Exercise aim:
Without changing a character, return the entries, but not the images they hold.

Start

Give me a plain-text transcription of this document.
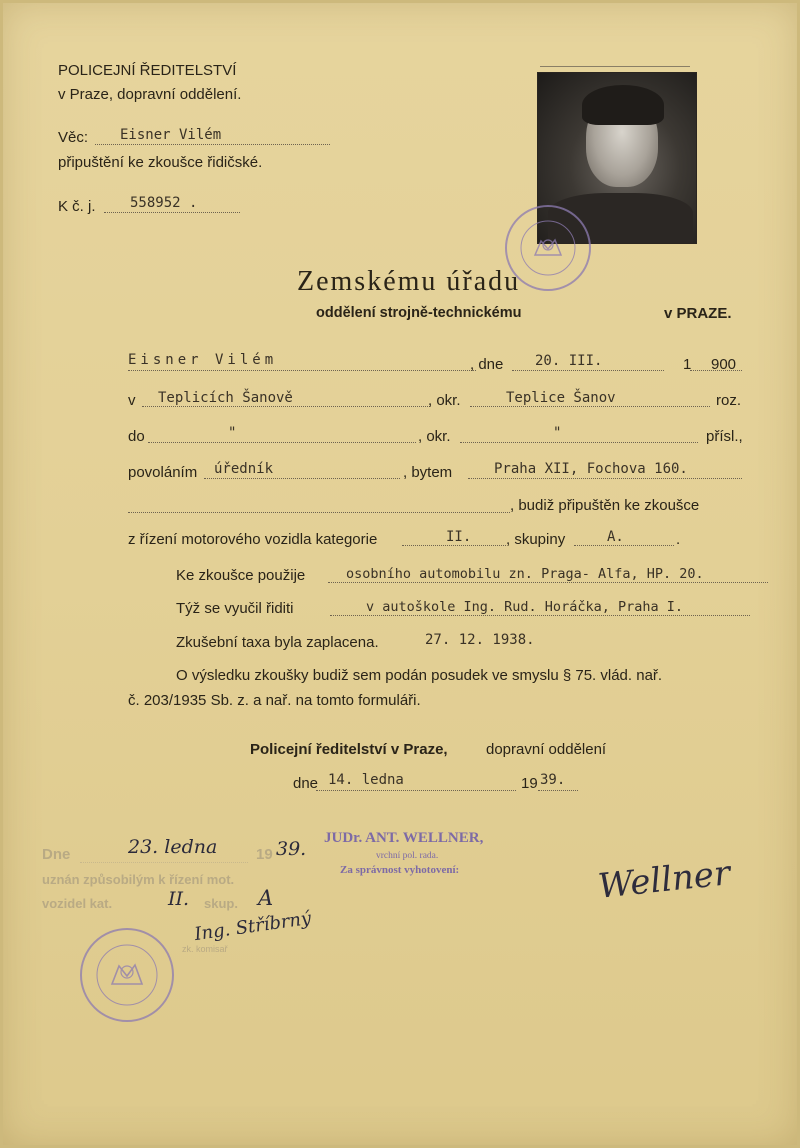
POLICEJNÍ ŘEDITELSTVÍ
v Praze, dopravní oddělení.
Věc: Eisner Vilém
připuštění ke zkoušce řidičské.
K č. j. 558952 .
Zemskému úřadu
oddělení strojně-technickému	v PRAZE.
Eisner Vilém	, dne 20. III.	1 900
v Teplicích Šanově	, okr.	Teplice Šanov	roz.
do	"	, okr.	"	přísl.,
povoláním úředník	, bytem	Praha XII, Fochova 160.
, budiž připuštěn ke zkoušce
z řízení motorového vozidla kategorie	II. , skupiny	A.	.
Ke zkoušce použije	osobního automobilu zn. Praga- Alfa, HP. 20.
Týž se vyučil řiditi	v autoškole Ing. Rud. Horáčka, Praha I.
Zkušební taxa byla zaplacena.	27. 12. 1938.
O výsledku zkoušky budiž sem podán posudek ve smyslu § 75. vlád. nař.
č. 203/1935 Sb. z. a nař. na tomto formuláři.
Policejní ředitelství v Praze,	dopravní oddělení
dne 14. ledna	19 39.
Dne	23. ledna	19 39.
uznán způsobilým k řízení mot.
vozidel kat.	II. skup. A
Ing. Stříbrný
zk. komisař
JUDr. ANT. WELLNER,
vrchní pol. rada.
Za správnost vyhotovení:	Wellner
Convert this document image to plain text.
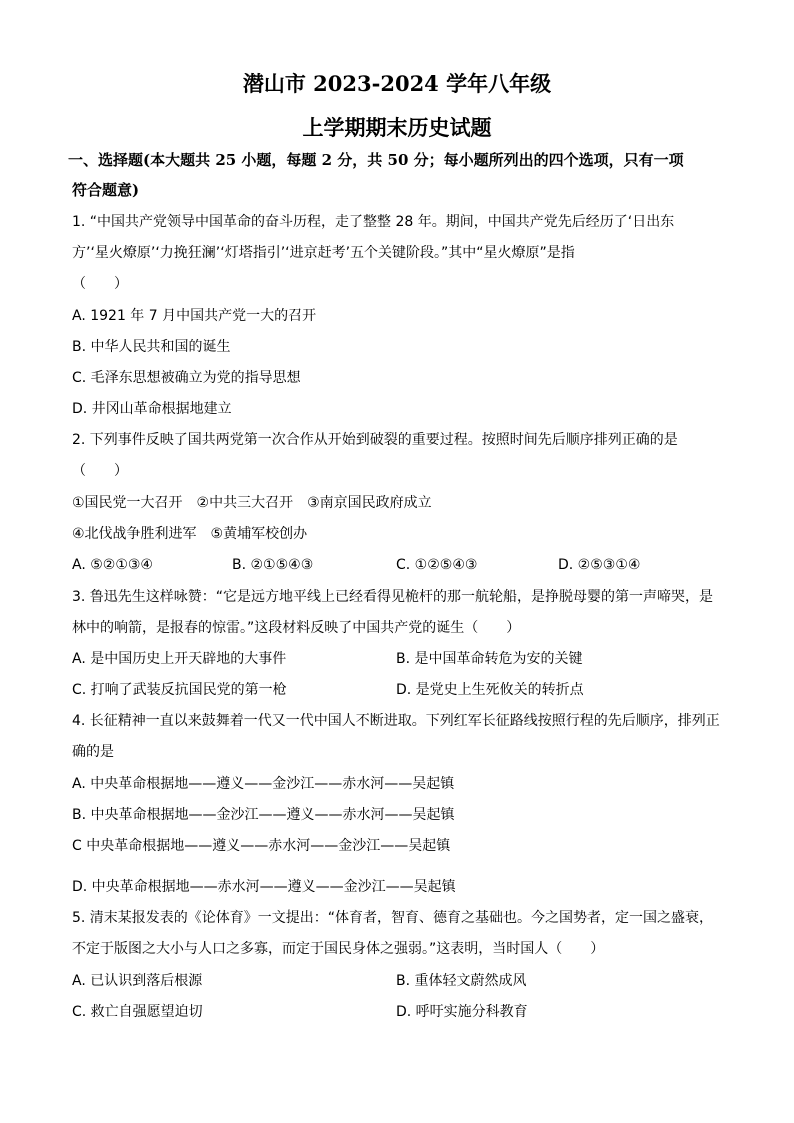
潜山市 2023-2024 学年八年级
上学期期末历史试题
一、选择题(本大题共 25 小题，每题 2 分，共 50 分；每小题所列出的四个选项，只有一项
符合题意)
1. “中国共产党领导中国革命的奋斗历程，走了整整 28 年。期间，中国共产党先后经历了‘日出东
方’‘星火燎原’‘力挽狂澜’‘灯塔指引’‘进京赶考’五个关键阶段。”其中“星火燎原”是指
（　　）
A. 1921 年 7 月中国共产党一大的召开
B. 中华人民共和国的诞生
C. 毛泽东思想被确立为党的指导思想
D. 井冈山革命根据地建立
2. 下列事件反映了国共两党第一次合作从开始到破裂的重要过程。按照时间先后顺序排列正确的是
（　　）
①国民党一大召开　②中共三大召开　③南京国民政府成立
④北伐战争胜利进军　⑤黄埔军校创办
A. ⑤②①③④	B. ②①⑤④③	C. ①②⑤④③	D. ②⑤③①④
3. 鲁迅先生这样咏赞：“它是远方地平线上已经看得见桅杆的那一航轮船，是挣脱母婴的第一声啼哭，是
林中的响箭，是报春的惊雷。”这段材料反映了中国共产党的诞生（　　）
A. 是中国历史上开天辟地的大事件	B. 是中国革命转危为安的关键
C. 打响了武装反抗国民党的第一枪	D. 是党史上生死攸关的转折点
4. 长征精神一直以来鼓舞着一代又一代中国人不断进取。下列红军长征路线按照行程的先后顺序，排列正
确的是
A. 中央革命根据地——遵义——金沙江——赤水河——吴起镇
B. 中央革命根据地——金沙江——遵义——赤水河——吴起镇
C 中央革命根据地——遵义——赤水河——金沙江——吴起镇
D. 中央革命根据地——赤水河——遵义——金沙江——吴起镇
5. 清末某报发表的《论体育》一文提出：“体育者，智育、德育之基础也。今之国势者，定一国之盛衰，
不定于版图之大小与人口之多寡，而定于国民身体之强弱。”这表明，当时国人（　　）
A. 已认识到落后根源	B. 重体轻文蔚然成风
C. 救亡自强愿望迫切	D. 呼吁实施分科教育
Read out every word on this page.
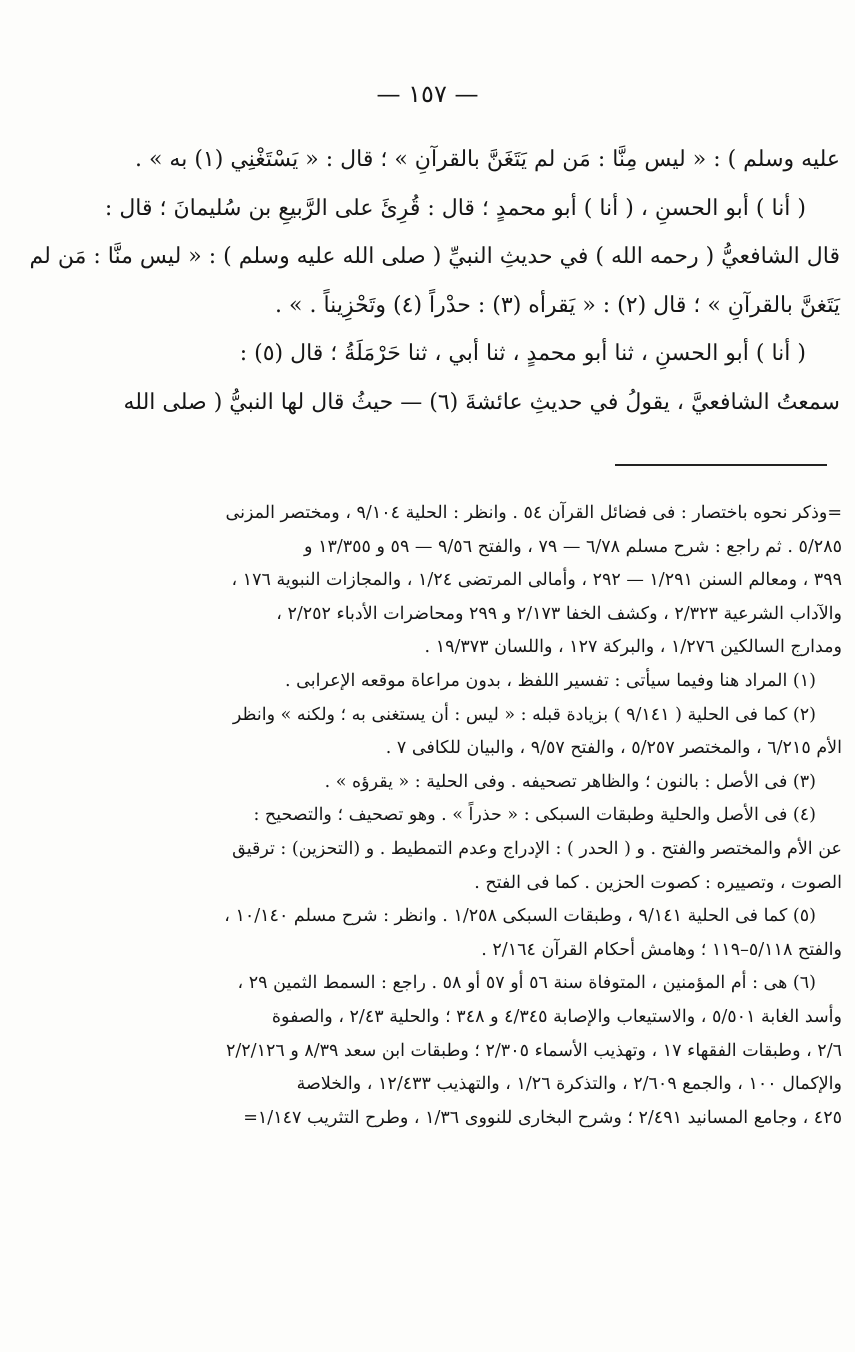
— ١٥٧ —
عليه وسلم ) : « ليس مِنَّا : مَن لم يَتَغَنَّ بالقرآنِ » ؛ قال : « يَسْتَغْنِي (١) به » .
( أنا ) أبو الحسنِ ، ( أنا ) أبو محمدٍ ؛ قال : قُرِئَ على الرَّبيعِ بن سُليمانَ ؛ قال :
قال الشافعيُّ ( رحمه الله ) في حديثِ النبيِّ ( صلى الله عليه وسلم ) : « ليس منَّا : مَن لم
يَتَغنَّ بالقرآنِ » ؛ قال (٢) : « يَقرأه (٣) : حدْراً (٤) وتَحْزِيناً . » .
( أنا ) أبو الحسنِ ، ثنا أبو محمدٍ ، ثنا أبي ، ثنا حَرْمَلَةُ ؛ قال (٥) :
سمعتُ الشافعيَّ ، يقولُ في حديثِ عائشةَ (٦) — حيثُ قال لها النبيُّ ( صلى الله
=وذكر نحوه باختصار : فى فضائل القرآن ٥٤ . وانظر : الحلية ٩/١٠٤ ، ومختصر المزنى
٥/٢٨٥ . ثم راجع : شرح مسلم ٦/٧٨ — ٧٩ ، والفتح ٩/٥٦ — ٥٩ و ١٣/٣٥٥ و
٣٩٩ ، ومعالم السنن ١/٢٩١ — ٢٩٢ ، وأمالى المرتضى ١/٢٤ ، والمجازات النبوية ١٧٦ ،
والآداب الشرعية ٢/٣٢٣ ، وكشف الخفا ٢/١٧٣ و ٢٩٩ ومحاضرات الأدباء ٢/٢٥٢ ،
ومدارج السالكين ١/٢٧٦ ، والبركة ١٢٧ ، واللسان ١٩/٣٧٣ .
(١) المراد هنا وفيما سيأتى : تفسير اللفظ ، بدون مراعاة موقعه الإعرابى .
(٢) كما فى الحلية ( ٩/١٤١ ) بزيادة قبله : « ليس : أن يستغنى به ؛ ولكنه » وانظر
الأم ٦/٢١٥ ، والمختصر ٥/٢٥٧ ، والفتح ٩/٥٧ ، والبيان للكافى ٧ .
(٣) فى الأصل : بالنون ؛ والظاهر تصحيفه . وفى الحلية : « يقرؤه » .
(٤) فى الأصل والحلية وطبقات السبكى : « حذراً » . وهو تصحيف ؛ والتصحيح :
عن الأم والمختصر والفتح . و ( الحدر ) : الإدراج وعدم التمطيط . و (التحزين) : ترقيق
الصوت ، وتصييره : كصوت الحزين . كما فى الفتح .
(٥) كما فى الحلية ٩/١٤١ ، وطبقات السبكى ١/٢٥٨ . وانظر : شرح مسلم ١٠/١٤٠ ،
والفتح ٥/١١٨–١١٩ ؛ وهامش أحكام القرآن ٢/١٦٤ .
(٦) هى : أم المؤمنين ، المتوفاة سنة ٥٦ أو ٥٧ أو ٥٨ . راجع : السمط الثمين ٢٩ ،
وأسد الغابة ٥/٥٠١ ، والاستيعاب والإصابة ٤/٣٤٥ و ٣٤٨ ؛ والحلية ٢/٤٣ ، والصفوة
٢/٦ ، وطبقات الفقهاء ١٧ ، وتهذيب الأسماء ٢/٣٠٥ ؛ وطبقات ابن سعد ٨/٣٩ و ٢/٢/١٢٦
والإكمال ١٠٠ ، والجمع ٢/٦٠٩ ، والتذكرة ١/٢٦ ، والتهذيب ١٢/٤٣٣ ، والخلاصة
٤٢٥ ، وجامع المسانيد ٢/٤٩١ ؛ وشرح البخارى للنووى ١/٣٦ ، وطرح التثريب ١/١٤٧=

End

Result:
Give me a plain-text transcription of this document.
POLICEJNÍ ŘEDITELSTVÍ
v Praze, dopravní oddělení.
Věc: Eisner Vilém
připuštění ke zkoušce řidičské.
K č. j. 558952 .
Zemskému úřadu
oddělení strojně-technickému	v PRAZE.
Eisner Vilém	, dne 20. III.	1 900
v Teplicích Šanově	, okr.	Teplice Šanov	roz.
do	"	, okr.	"	přísl.,
povoláním úředník	, bytem	Praha XII, Fochova 160.
, budiž připuštěn ke zkoušce
z řízení motorového vozidla kategorie	II. , skupiny	A.	.
Ke zkoušce použije	osobního automobilu zn. Praga- Alfa, HP. 20.
Týž se vyučil řiditi	v autoškole Ing. Rud. Horáčka, Praha I.
Zkušební taxa byla zaplacena.	27. 12. 1938.
O výsledku zkoušky budiž sem podán posudek ve smyslu § 75. vlád. nař.
č. 203/1935 Sb. z. a nař. na tomto formuláři.
Policejní ředitelství v Praze,	dopravní oddělení
dne 14. ledna	19 39.
Dne	23. ledna	19 39.
uznán způsobilým k řízení mot.
vozidel kat.	II. skup. A
Ing. Stříbrný
zk. komisař
JUDr. ANT. WELLNER,
vrchní pol. rada.
Za správnost vyhotovení:	Wellner
Convert this document image to plain text.
潜山市 2023-2024 学年八年级
上学期期末历史试题
一、选择题(本大题共 25 小题，每题 2 分，共 50 分；每小题所列出的四个选项，只有一项
符合题意)
1. “中国共产党领导中国革命的奋斗历程，走了整整 28 年。期间，中国共产党先后经历了‘日出东
方’‘星火燎原’‘力挽狂澜’‘灯塔指引’‘进京赶考’五个关键阶段。”其中“星火燎原”是指
（　　）
A. 1921 年 7 月中国共产党一大的召开
B. 中华人民共和国的诞生
C. 毛泽东思想被确立为党的指导思想
D. 井冈山革命根据地建立
2. 下列事件反映了国共两党第一次合作从开始到破裂的重要过程。按照时间先后顺序排列正确的是
（　　）
①国民党一大召开　②中共三大召开　③南京国民政府成立
④北伐战争胜利进军　⑤黄埔军校创办
A. ⑤②①③④	B. ②①⑤④③	C. ①②⑤④③	D. ②⑤③①④
3. 鲁迅先生这样咏赞：“它是远方地平线上已经看得见桅杆的那一航轮船，是挣脱母婴的第一声啼哭，是
林中的响箭，是报春的惊雷。”这段材料反映了中国共产党的诞生（　　）
A. 是中国历史上开天辟地的大事件	B. 是中国革命转危为安的关键
C. 打响了武装反抗国民党的第一枪	D. 是党史上生死攸关的转折点
4. 长征精神一直以来鼓舞着一代又一代中国人不断进取。下列红军长征路线按照行程的先后顺序，排列正
确的是
A. 中央革命根据地——遵义——金沙江——赤水河——吴起镇
B. 中央革命根据地——金沙江——遵义——赤水河——吴起镇
C 中央革命根据地——遵义——赤水河——金沙江——吴起镇
D. 中央革命根据地——赤水河——遵义——金沙江——吴起镇
5. 清末某报发表的《论体育》一文提出：“体育者，智育、德育之基础也。今之国势者，定一国之盛衰，
不定于版图之大小与人口之多寡，而定于国民身体之强弱。”这表明，当时国人（　　）
A. 已认识到落后根源	B. 重体轻文蔚然成风
C. 救亡自强愿望迫切	D. 呼吁实施分科教育
Read out every word on this page.
— ١٥٧ —
عليه وسلم ) : « ليس مِنَّا : مَن لم يَتَغَنَّ بالقرآنِ » ؛ قال : « يَسْتَغْنِي (١) به » .
( أنا ) أبو الحسنِ ، ( أنا ) أبو محمدٍ ؛ قال : قُرِئَ على الرَّبيعِ بن سُليمانَ ؛ قال :
قال الشافعيُّ ( رحمه الله ) في حديثِ النبيِّ ( صلى الله عليه وسلم ) : « ليس منَّا : مَن لم
يَتَغنَّ بالقرآنِ » ؛ قال (٢) : « يَقرأه (٣) : حدْراً (٤) وتَحْزِيناً . » .
( أنا ) أبو الحسنِ ، ثنا أبو محمدٍ ، ثنا أبي ، ثنا حَرْمَلَةُ ؛ قال (٥) :
سمعتُ الشافعيَّ ، يقولُ في حديثِ عائشةَ (٦) — حيثُ قال لها النبيُّ ( صلى الله
=وذكر نحوه باختصار : فى فضائل القرآن ٥٤ . وانظر : الحلية ٩/١٠٤ ، ومختصر المزنى
٥/٢٨٥ . ثم راجع : شرح مسلم ٦/٧٨ — ٧٩ ، والفتح ٩/٥٦ — ٥٩ و ١٣/٣٥٥ و
٣٩٩ ، ومعالم السنن ١/٢٩١ — ٢٩٢ ، وأمالى المرتضى ١/٢٤ ، والمجازات النبوية ١٧٦ ،
والآداب الشرعية ٢/٣٢٣ ، وكشف الخفا ٢/١٧٣ و ٢٩٩ ومحاضرات الأدباء ٢/٢٥٢ ،
ومدارج السالكين ١/٢٧٦ ، والبركة ١٢٧ ، واللسان ١٩/٣٧٣ .
(١) المراد هنا وفيما سيأتى : تفسير اللفظ ، بدون مراعاة موقعه الإعرابى .
(٢) كما فى الحلية ( ٩/١٤١ ) بزيادة قبله : « ليس : أن يستغنى به ؛ ولكنه » وانظر
الأم ٦/٢١٥ ، والمختصر ٥/٢٥٧ ، والفتح ٩/٥٧ ، والبيان للكافى ٧ .
(٣) فى الأصل : بالنون ؛ والظاهر تصحيفه . وفى الحلية : « يقرؤه » .
(٤) فى الأصل والحلية وطبقات السبكى : « حذراً » . وهو تصحيف ؛ والتصحيح :
عن الأم والمختصر والفتح . و ( الحدر ) : الإدراج وعدم التمطيط . و (التحزين) : ترقيق
الصوت ، وتصييره : كصوت الحزين . كما فى الفتح .
(٥) كما فى الحلية ٩/١٤١ ، وطبقات السبكى ١/٢٥٨ . وانظر : شرح مسلم ١٠/١٤٠ ،
والفتح ٥/١١٨–١١٩ ؛ وهامش أحكام القرآن ٢/١٦٤ .
(٦) هى : أم المؤمنين ، المتوفاة سنة ٥٦ أو ٥٧ أو ٥٨ . راجع : السمط الثمين ٢٩ ،
وأسد الغابة ٥/٥٠١ ، والاستيعاب والإصابة ٤/٣٤٥ و ٣٤٨ ؛ والحلية ٢/٤٣ ، والصفوة
٢/٦ ، وطبقات الفقهاء ١٧ ، وتهذيب الأسماء ٢/٣٠٥ ؛ وطبقات ابن سعد ٨/٣٩ و ٢/٢/١٢٦
والإكمال ١٠٠ ، والجمع ٢/٦٠٩ ، والتذكرة ١/٢٦ ، والتهذيب ١٢/٤٣٣ ، والخلاصة
٤٢٥ ، وجامع المسانيد ٢/٤٩١ ؛ وشرح البخارى للنووى ١/٣٦ ، وطرح التثريب ١/١٤٧=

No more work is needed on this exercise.